• Entries with figure data:
◇ ◇ ◇

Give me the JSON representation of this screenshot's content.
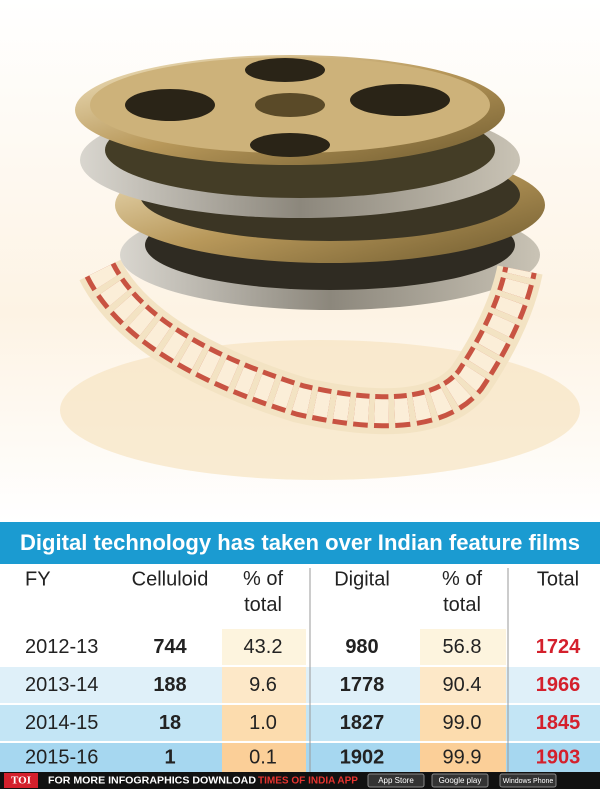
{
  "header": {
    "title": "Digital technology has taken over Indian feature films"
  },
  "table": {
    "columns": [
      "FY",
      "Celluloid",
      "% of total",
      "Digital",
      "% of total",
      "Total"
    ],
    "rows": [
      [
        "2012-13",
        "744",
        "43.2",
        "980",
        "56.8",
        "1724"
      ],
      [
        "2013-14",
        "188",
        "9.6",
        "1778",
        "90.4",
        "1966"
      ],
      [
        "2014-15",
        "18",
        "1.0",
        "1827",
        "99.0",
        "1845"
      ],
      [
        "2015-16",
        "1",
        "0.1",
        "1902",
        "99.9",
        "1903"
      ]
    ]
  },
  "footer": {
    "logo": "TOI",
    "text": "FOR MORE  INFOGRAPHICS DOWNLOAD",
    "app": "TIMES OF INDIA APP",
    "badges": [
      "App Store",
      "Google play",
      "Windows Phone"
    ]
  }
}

◇ ◇ ◇

• GIVEN REQUEST:
Without the pictures, transcribe the listing above exactly.

• RESPONSE TO THIS TASK:
Give me the JSON representation of this screenshot's content.
{
  "header": {
    "title": "Digital technology has taken over Indian feature films"
  },
  "table": {
    "columns": [
      "FY",
      "Celluloid",
      "% of total",
      "Digital",
      "% of total",
      "Total"
    ],
    "rows": [
      [
        "2012-13",
        "744",
        "43.2",
        "980",
        "56.8",
        "1724"
      ],
      [
        "2013-14",
        "188",
        "9.6",
        "1778",
        "90.4",
        "1966"
      ],
      [
        "2014-15",
        "18",
        "1.0",
        "1827",
        "99.0",
        "1845"
      ],
      [
        "2015-16",
        "1",
        "0.1",
        "1902",
        "99.9",
        "1903"
      ]
    ]
  },
  "footer": {
    "logo": "TOI",
    "text": "FOR MORE  INFOGRAPHICS DOWNLOAD",
    "app": "TIMES OF INDIA APP",
    "badges": [
      "App Store",
      "Google play",
      "Windows Phone"
    ]
  }
}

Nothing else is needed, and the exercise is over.